# DATA FOR THIS EXERCISE start
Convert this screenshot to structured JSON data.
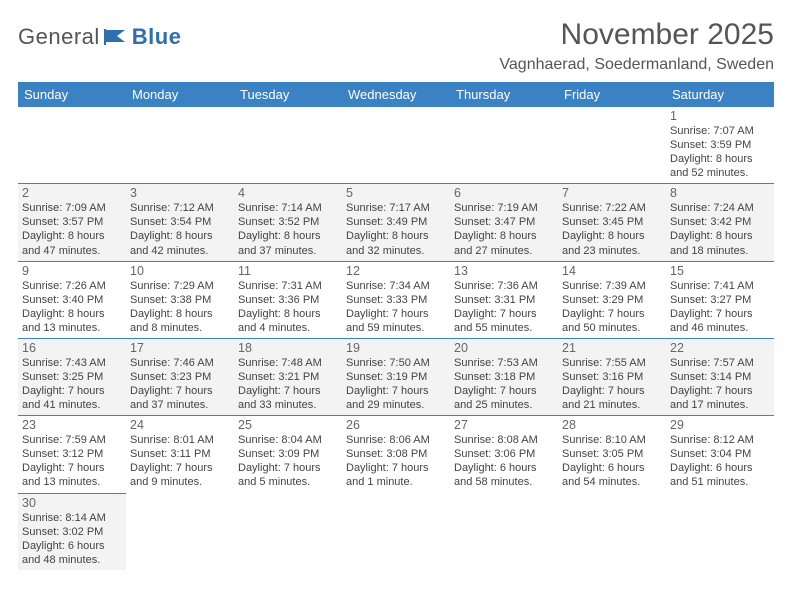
{
  "logo": {
    "general": "General",
    "blue": "Blue"
  },
  "header": {
    "title": "November 2025",
    "location": "Vagnhaerad, Soedermanland, Sweden"
  },
  "colors": {
    "header_bg": "#3a82c4",
    "header_fg": "#ffffff",
    "rule": "#3a82c4",
    "shade": "#f3f3f3",
    "text": "#444444"
  },
  "weekdays": [
    "Sunday",
    "Monday",
    "Tuesday",
    "Wednesday",
    "Thursday",
    "Friday",
    "Saturday"
  ],
  "weeks": [
    [
      null,
      null,
      null,
      null,
      null,
      null,
      {
        "d": "1",
        "sr": "7:07 AM",
        "ss": "3:59 PM",
        "dl": "8 hours and 52 minutes."
      }
    ],
    [
      {
        "d": "2",
        "sr": "7:09 AM",
        "ss": "3:57 PM",
        "dl": "8 hours and 47 minutes.",
        "shade": true
      },
      {
        "d": "3",
        "sr": "7:12 AM",
        "ss": "3:54 PM",
        "dl": "8 hours and 42 minutes.",
        "shade": true
      },
      {
        "d": "4",
        "sr": "7:14 AM",
        "ss": "3:52 PM",
        "dl": "8 hours and 37 minutes.",
        "shade": true
      },
      {
        "d": "5",
        "sr": "7:17 AM",
        "ss": "3:49 PM",
        "dl": "8 hours and 32 minutes.",
        "shade": true
      },
      {
        "d": "6",
        "sr": "7:19 AM",
        "ss": "3:47 PM",
        "dl": "8 hours and 27 minutes.",
        "shade": true
      },
      {
        "d": "7",
        "sr": "7:22 AM",
        "ss": "3:45 PM",
        "dl": "8 hours and 23 minutes.",
        "shade": true
      },
      {
        "d": "8",
        "sr": "7:24 AM",
        "ss": "3:42 PM",
        "dl": "8 hours and 18 minutes.",
        "shade": true
      }
    ],
    [
      {
        "d": "9",
        "sr": "7:26 AM",
        "ss": "3:40 PM",
        "dl": "8 hours and 13 minutes."
      },
      {
        "d": "10",
        "sr": "7:29 AM",
        "ss": "3:38 PM",
        "dl": "8 hours and 8 minutes."
      },
      {
        "d": "11",
        "sr": "7:31 AM",
        "ss": "3:36 PM",
        "dl": "8 hours and 4 minutes."
      },
      {
        "d": "12",
        "sr": "7:34 AM",
        "ss": "3:33 PM",
        "dl": "7 hours and 59 minutes."
      },
      {
        "d": "13",
        "sr": "7:36 AM",
        "ss": "3:31 PM",
        "dl": "7 hours and 55 minutes."
      },
      {
        "d": "14",
        "sr": "7:39 AM",
        "ss": "3:29 PM",
        "dl": "7 hours and 50 minutes."
      },
      {
        "d": "15",
        "sr": "7:41 AM",
        "ss": "3:27 PM",
        "dl": "7 hours and 46 minutes."
      }
    ],
    [
      {
        "d": "16",
        "sr": "7:43 AM",
        "ss": "3:25 PM",
        "dl": "7 hours and 41 minutes.",
        "shade": true
      },
      {
        "d": "17",
        "sr": "7:46 AM",
        "ss": "3:23 PM",
        "dl": "7 hours and 37 minutes.",
        "shade": true
      },
      {
        "d": "18",
        "sr": "7:48 AM",
        "ss": "3:21 PM",
        "dl": "7 hours and 33 minutes.",
        "shade": true
      },
      {
        "d": "19",
        "sr": "7:50 AM",
        "ss": "3:19 PM",
        "dl": "7 hours and 29 minutes.",
        "shade": true
      },
      {
        "d": "20",
        "sr": "7:53 AM",
        "ss": "3:18 PM",
        "dl": "7 hours and 25 minutes.",
        "shade": true
      },
      {
        "d": "21",
        "sr": "7:55 AM",
        "ss": "3:16 PM",
        "dl": "7 hours and 21 minutes.",
        "shade": true
      },
      {
        "d": "22",
        "sr": "7:57 AM",
        "ss": "3:14 PM",
        "dl": "7 hours and 17 minutes.",
        "shade": true
      }
    ],
    [
      {
        "d": "23",
        "sr": "7:59 AM",
        "ss": "3:12 PM",
        "dl": "7 hours and 13 minutes."
      },
      {
        "d": "24",
        "sr": "8:01 AM",
        "ss": "3:11 PM",
        "dl": "7 hours and 9 minutes."
      },
      {
        "d": "25",
        "sr": "8:04 AM",
        "ss": "3:09 PM",
        "dl": "7 hours and 5 minutes."
      },
      {
        "d": "26",
        "sr": "8:06 AM",
        "ss": "3:08 PM",
        "dl": "7 hours and 1 minute."
      },
      {
        "d": "27",
        "sr": "8:08 AM",
        "ss": "3:06 PM",
        "dl": "6 hours and 58 minutes."
      },
      {
        "d": "28",
        "sr": "8:10 AM",
        "ss": "3:05 PM",
        "dl": "6 hours and 54 minutes."
      },
      {
        "d": "29",
        "sr": "8:12 AM",
        "ss": "3:04 PM",
        "dl": "6 hours and 51 minutes."
      }
    ],
    [
      {
        "d": "30",
        "sr": "8:14 AM",
        "ss": "3:02 PM",
        "dl": "6 hours and 48 minutes.",
        "shade": true
      },
      null,
      null,
      null,
      null,
      null,
      null
    ]
  ]
}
# DATA FOR THIS EXERCISE end
:: WRITTEN EXERCISE ::
Without including the pictures, reproduce all entries exactly.

:: FINISHED TASK ::
Convert this screenshot to structured JSON data.
{
  "logo": {
    "general": "General",
    "blue": "Blue"
  },
  "header": {
    "title": "November 2025",
    "location": "Vagnhaerad, Soedermanland, Sweden"
  },
  "colors": {
    "header_bg": "#3a82c4",
    "header_fg": "#ffffff",
    "rule": "#3a82c4",
    "shade": "#f3f3f3",
    "text": "#444444"
  },
  "weekdays": [
    "Sunday",
    "Monday",
    "Tuesday",
    "Wednesday",
    "Thursday",
    "Friday",
    "Saturday"
  ],
  "weeks": [
    [
      null,
      null,
      null,
      null,
      null,
      null,
      {
        "d": "1",
        "sr": "7:07 AM",
        "ss": "3:59 PM",
        "dl": "8 hours and 52 minutes."
      }
    ],
    [
      {
        "d": "2",
        "sr": "7:09 AM",
        "ss": "3:57 PM",
        "dl": "8 hours and 47 minutes.",
        "shade": true
      },
      {
        "d": "3",
        "sr": "7:12 AM",
        "ss": "3:54 PM",
        "dl": "8 hours and 42 minutes.",
        "shade": true
      },
      {
        "d": "4",
        "sr": "7:14 AM",
        "ss": "3:52 PM",
        "dl": "8 hours and 37 minutes.",
        "shade": true
      },
      {
        "d": "5",
        "sr": "7:17 AM",
        "ss": "3:49 PM",
        "dl": "8 hours and 32 minutes.",
        "shade": true
      },
      {
        "d": "6",
        "sr": "7:19 AM",
        "ss": "3:47 PM",
        "dl": "8 hours and 27 minutes.",
        "shade": true
      },
      {
        "d": "7",
        "sr": "7:22 AM",
        "ss": "3:45 PM",
        "dl": "8 hours and 23 minutes.",
        "shade": true
      },
      {
        "d": "8",
        "sr": "7:24 AM",
        "ss": "3:42 PM",
        "dl": "8 hours and 18 minutes.",
        "shade": true
      }
    ],
    [
      {
        "d": "9",
        "sr": "7:26 AM",
        "ss": "3:40 PM",
        "dl": "8 hours and 13 minutes."
      },
      {
        "d": "10",
        "sr": "7:29 AM",
        "ss": "3:38 PM",
        "dl": "8 hours and 8 minutes."
      },
      {
        "d": "11",
        "sr": "7:31 AM",
        "ss": "3:36 PM",
        "dl": "8 hours and 4 minutes."
      },
      {
        "d": "12",
        "sr": "7:34 AM",
        "ss": "3:33 PM",
        "dl": "7 hours and 59 minutes."
      },
      {
        "d": "13",
        "sr": "7:36 AM",
        "ss": "3:31 PM",
        "dl": "7 hours and 55 minutes."
      },
      {
        "d": "14",
        "sr": "7:39 AM",
        "ss": "3:29 PM",
        "dl": "7 hours and 50 minutes."
      },
      {
        "d": "15",
        "sr": "7:41 AM",
        "ss": "3:27 PM",
        "dl": "7 hours and 46 minutes."
      }
    ],
    [
      {
        "d": "16",
        "sr": "7:43 AM",
        "ss": "3:25 PM",
        "dl": "7 hours and 41 minutes.",
        "shade": true
      },
      {
        "d": "17",
        "sr": "7:46 AM",
        "ss": "3:23 PM",
        "dl": "7 hours and 37 minutes.",
        "shade": true
      },
      {
        "d": "18",
        "sr": "7:48 AM",
        "ss": "3:21 PM",
        "dl": "7 hours and 33 minutes.",
        "shade": true
      },
      {
        "d": "19",
        "sr": "7:50 AM",
        "ss": "3:19 PM",
        "dl": "7 hours and 29 minutes.",
        "shade": true
      },
      {
        "d": "20",
        "sr": "7:53 AM",
        "ss": "3:18 PM",
        "dl": "7 hours and 25 minutes.",
        "shade": true
      },
      {
        "d": "21",
        "sr": "7:55 AM",
        "ss": "3:16 PM",
        "dl": "7 hours and 21 minutes.",
        "shade": true
      },
      {
        "d": "22",
        "sr": "7:57 AM",
        "ss": "3:14 PM",
        "dl": "7 hours and 17 minutes.",
        "shade": true
      }
    ],
    [
      {
        "d": "23",
        "sr": "7:59 AM",
        "ss": "3:12 PM",
        "dl": "7 hours and 13 minutes."
      },
      {
        "d": "24",
        "sr": "8:01 AM",
        "ss": "3:11 PM",
        "dl": "7 hours and 9 minutes."
      },
      {
        "d": "25",
        "sr": "8:04 AM",
        "ss": "3:09 PM",
        "dl": "7 hours and 5 minutes."
      },
      {
        "d": "26",
        "sr": "8:06 AM",
        "ss": "3:08 PM",
        "dl": "7 hours and 1 minute."
      },
      {
        "d": "27",
        "sr": "8:08 AM",
        "ss": "3:06 PM",
        "dl": "6 hours and 58 minutes."
      },
      {
        "d": "28",
        "sr": "8:10 AM",
        "ss": "3:05 PM",
        "dl": "6 hours and 54 minutes."
      },
      {
        "d": "29",
        "sr": "8:12 AM",
        "ss": "3:04 PM",
        "dl": "6 hours and 51 minutes."
      }
    ],
    [
      {
        "d": "30",
        "sr": "8:14 AM",
        "ss": "3:02 PM",
        "dl": "6 hours and 48 minutes.",
        "shade": true
      },
      null,
      null,
      null,
      null,
      null,
      null
    ]
  ]
}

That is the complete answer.